(Figure record extracts)
..............................

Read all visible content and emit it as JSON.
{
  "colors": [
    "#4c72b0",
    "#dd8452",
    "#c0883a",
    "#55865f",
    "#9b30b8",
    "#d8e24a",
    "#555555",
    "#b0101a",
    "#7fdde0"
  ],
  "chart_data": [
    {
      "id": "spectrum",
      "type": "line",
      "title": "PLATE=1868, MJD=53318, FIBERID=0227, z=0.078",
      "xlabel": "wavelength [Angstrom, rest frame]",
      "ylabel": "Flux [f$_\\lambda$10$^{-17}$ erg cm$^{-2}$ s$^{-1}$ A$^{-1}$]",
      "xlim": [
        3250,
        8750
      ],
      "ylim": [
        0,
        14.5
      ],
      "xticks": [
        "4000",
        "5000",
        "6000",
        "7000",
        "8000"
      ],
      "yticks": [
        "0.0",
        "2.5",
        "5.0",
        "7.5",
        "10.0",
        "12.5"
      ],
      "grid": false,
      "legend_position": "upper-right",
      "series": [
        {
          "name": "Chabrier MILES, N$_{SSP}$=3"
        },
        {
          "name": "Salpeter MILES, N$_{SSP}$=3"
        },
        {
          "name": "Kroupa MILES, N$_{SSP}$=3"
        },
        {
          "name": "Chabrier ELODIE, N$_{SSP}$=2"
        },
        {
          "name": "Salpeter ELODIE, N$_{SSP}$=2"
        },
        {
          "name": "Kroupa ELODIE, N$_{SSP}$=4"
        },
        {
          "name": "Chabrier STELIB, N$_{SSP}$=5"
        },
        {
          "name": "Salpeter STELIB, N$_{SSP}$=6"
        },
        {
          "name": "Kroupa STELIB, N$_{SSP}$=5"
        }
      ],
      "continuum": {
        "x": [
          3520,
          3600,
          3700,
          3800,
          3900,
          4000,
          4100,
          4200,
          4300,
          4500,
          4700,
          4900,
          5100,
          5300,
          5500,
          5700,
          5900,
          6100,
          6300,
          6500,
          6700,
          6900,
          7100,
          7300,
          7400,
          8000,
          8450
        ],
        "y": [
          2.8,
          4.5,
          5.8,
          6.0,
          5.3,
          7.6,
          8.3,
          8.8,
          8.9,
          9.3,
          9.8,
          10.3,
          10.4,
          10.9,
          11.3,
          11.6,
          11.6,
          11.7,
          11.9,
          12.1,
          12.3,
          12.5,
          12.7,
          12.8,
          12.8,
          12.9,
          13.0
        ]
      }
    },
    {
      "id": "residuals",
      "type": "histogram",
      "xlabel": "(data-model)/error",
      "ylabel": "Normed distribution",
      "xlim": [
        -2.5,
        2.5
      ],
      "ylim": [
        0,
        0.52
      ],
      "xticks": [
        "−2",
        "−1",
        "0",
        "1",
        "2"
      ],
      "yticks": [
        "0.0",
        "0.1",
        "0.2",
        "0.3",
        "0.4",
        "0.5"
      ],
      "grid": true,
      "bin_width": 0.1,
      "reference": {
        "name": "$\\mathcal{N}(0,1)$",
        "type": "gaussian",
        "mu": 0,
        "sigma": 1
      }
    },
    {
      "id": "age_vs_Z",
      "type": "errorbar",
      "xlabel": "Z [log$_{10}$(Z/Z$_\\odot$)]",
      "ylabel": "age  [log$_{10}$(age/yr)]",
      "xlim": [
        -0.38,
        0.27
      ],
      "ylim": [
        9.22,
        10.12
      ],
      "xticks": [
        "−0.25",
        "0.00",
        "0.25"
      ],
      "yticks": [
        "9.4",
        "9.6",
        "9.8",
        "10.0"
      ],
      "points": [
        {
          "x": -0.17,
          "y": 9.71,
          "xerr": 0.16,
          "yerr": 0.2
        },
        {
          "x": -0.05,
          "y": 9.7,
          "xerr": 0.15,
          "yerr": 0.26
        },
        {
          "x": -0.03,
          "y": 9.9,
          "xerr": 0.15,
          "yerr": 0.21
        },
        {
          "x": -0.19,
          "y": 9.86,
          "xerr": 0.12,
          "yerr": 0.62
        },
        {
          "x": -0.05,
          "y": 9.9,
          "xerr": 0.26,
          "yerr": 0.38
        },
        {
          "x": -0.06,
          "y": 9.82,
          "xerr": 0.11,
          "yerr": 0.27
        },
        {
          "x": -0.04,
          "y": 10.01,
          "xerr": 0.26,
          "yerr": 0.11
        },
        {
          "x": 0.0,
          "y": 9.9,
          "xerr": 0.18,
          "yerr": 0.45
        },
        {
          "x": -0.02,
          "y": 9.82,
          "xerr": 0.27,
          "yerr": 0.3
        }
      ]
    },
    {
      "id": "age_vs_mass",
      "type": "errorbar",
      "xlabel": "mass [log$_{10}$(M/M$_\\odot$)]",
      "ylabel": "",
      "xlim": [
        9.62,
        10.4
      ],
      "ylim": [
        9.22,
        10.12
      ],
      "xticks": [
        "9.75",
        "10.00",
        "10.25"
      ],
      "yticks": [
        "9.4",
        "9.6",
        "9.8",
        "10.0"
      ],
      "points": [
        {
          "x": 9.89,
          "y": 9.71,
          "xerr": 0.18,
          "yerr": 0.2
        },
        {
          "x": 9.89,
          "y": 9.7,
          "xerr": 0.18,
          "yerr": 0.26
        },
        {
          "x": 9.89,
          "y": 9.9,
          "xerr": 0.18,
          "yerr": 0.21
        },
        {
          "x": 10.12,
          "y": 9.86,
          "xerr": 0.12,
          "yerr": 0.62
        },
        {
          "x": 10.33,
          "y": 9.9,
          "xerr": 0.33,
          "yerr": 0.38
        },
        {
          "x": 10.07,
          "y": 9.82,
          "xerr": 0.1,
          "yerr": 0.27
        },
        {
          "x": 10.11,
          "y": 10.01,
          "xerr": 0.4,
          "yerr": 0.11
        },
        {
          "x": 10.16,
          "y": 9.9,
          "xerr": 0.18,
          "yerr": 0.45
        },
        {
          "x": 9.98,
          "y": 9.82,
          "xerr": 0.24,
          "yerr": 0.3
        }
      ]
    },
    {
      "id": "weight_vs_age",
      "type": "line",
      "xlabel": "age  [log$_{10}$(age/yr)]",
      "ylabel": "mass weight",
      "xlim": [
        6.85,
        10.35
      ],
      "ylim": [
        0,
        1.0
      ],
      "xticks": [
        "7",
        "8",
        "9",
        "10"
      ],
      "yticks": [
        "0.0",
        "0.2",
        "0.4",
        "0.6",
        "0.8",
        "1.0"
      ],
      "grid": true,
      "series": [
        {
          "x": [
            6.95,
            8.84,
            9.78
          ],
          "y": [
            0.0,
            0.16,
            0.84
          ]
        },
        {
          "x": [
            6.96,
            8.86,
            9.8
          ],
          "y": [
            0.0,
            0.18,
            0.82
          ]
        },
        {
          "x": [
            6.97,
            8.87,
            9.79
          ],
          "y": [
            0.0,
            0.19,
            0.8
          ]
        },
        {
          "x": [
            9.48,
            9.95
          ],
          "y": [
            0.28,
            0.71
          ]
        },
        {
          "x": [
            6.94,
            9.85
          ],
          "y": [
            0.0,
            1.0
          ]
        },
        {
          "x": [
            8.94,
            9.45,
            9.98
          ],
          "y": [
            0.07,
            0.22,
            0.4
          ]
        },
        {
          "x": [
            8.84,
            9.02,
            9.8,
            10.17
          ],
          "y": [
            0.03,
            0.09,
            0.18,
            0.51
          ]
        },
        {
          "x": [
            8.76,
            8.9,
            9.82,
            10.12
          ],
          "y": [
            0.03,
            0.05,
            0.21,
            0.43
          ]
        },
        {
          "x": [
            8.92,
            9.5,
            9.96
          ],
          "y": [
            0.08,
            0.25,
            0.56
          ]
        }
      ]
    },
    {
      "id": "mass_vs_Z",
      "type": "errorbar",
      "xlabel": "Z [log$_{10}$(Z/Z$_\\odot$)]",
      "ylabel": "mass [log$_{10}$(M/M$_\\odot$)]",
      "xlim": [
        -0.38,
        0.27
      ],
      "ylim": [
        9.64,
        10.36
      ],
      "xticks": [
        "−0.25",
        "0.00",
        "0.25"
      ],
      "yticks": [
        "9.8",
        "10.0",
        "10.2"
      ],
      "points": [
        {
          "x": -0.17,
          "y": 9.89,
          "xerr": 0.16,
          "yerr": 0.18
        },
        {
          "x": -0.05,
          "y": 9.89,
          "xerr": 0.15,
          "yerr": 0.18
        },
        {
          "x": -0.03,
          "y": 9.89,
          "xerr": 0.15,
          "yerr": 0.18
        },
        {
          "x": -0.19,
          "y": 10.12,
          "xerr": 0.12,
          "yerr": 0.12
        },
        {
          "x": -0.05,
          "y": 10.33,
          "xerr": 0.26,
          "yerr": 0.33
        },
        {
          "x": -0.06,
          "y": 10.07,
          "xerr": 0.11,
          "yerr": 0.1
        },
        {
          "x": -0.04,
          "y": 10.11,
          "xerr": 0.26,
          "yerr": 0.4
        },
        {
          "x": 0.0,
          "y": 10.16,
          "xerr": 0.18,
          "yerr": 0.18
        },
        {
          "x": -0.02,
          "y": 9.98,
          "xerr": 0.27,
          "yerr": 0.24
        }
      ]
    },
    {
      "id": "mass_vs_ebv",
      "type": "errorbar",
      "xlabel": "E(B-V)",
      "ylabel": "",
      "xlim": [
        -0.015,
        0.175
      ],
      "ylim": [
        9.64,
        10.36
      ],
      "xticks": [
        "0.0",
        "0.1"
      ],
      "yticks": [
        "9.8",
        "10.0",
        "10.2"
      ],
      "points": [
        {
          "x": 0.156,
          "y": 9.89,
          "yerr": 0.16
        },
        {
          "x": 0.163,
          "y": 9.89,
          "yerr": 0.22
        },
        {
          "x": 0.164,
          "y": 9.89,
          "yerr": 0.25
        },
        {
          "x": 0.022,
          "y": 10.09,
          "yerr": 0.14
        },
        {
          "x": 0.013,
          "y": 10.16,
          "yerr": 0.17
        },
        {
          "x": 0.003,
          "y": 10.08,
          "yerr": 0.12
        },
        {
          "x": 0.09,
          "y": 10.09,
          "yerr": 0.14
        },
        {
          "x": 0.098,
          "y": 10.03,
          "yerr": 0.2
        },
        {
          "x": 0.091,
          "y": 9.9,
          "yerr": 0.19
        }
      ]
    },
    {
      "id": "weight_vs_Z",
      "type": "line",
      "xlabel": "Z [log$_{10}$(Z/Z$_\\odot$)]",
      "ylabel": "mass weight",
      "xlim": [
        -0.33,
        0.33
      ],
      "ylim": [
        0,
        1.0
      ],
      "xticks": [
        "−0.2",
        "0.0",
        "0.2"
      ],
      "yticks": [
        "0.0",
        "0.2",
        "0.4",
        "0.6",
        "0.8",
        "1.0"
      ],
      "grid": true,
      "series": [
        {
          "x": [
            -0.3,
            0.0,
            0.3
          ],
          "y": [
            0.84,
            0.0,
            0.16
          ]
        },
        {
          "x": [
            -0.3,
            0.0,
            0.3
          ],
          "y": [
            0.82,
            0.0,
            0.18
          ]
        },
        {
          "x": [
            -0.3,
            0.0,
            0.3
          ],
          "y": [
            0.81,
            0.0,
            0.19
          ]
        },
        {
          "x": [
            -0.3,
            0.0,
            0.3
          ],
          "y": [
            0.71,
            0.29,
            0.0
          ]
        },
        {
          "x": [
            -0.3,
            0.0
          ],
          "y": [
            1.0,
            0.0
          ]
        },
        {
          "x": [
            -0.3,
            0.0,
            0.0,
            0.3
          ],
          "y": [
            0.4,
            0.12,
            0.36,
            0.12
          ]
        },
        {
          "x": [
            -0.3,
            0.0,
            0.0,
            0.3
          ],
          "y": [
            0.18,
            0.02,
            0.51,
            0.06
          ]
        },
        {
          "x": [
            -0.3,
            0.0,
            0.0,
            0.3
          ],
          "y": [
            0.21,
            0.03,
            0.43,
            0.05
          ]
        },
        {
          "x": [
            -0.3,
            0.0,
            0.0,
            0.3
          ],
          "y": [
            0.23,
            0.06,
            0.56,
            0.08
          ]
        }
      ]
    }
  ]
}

..............................

> _Exercise aim_
Extract from the material all lines containing the string "Salpeter".

> _Exercise solution_
          "name": "Salpeter MILES, N$_{SSP}$=3"
          "name": "Salpeter ELODIE, N$_{SSP}$=2"
          "name": "Salpeter STELIB, N$_{SSP}$=6"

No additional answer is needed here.